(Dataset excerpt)
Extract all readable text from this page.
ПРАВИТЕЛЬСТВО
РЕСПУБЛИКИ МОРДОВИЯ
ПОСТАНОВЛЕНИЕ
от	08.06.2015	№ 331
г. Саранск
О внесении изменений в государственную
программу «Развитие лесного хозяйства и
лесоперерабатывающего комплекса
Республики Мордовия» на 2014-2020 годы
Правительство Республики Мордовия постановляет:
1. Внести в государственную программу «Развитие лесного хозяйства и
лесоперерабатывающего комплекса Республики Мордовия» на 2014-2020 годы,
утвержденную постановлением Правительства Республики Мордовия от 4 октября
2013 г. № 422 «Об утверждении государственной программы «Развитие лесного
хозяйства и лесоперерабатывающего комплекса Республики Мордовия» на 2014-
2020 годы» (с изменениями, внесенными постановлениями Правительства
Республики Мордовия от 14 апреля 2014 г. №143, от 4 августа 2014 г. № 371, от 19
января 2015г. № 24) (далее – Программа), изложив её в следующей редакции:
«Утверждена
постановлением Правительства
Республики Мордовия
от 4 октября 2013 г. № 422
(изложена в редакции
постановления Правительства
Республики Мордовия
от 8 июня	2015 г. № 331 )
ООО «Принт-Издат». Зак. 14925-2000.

◆ Task instructions: Which lines above hold the word "Правительства"? Copy each of them.

◆ Completed exercise:
утвержденную постановлением Правительства Республики Мордовия от 4 октября
2020 годы» (с изменениями, внесенными постановлениями Правительства
постановлением Правительства
постановления Правительства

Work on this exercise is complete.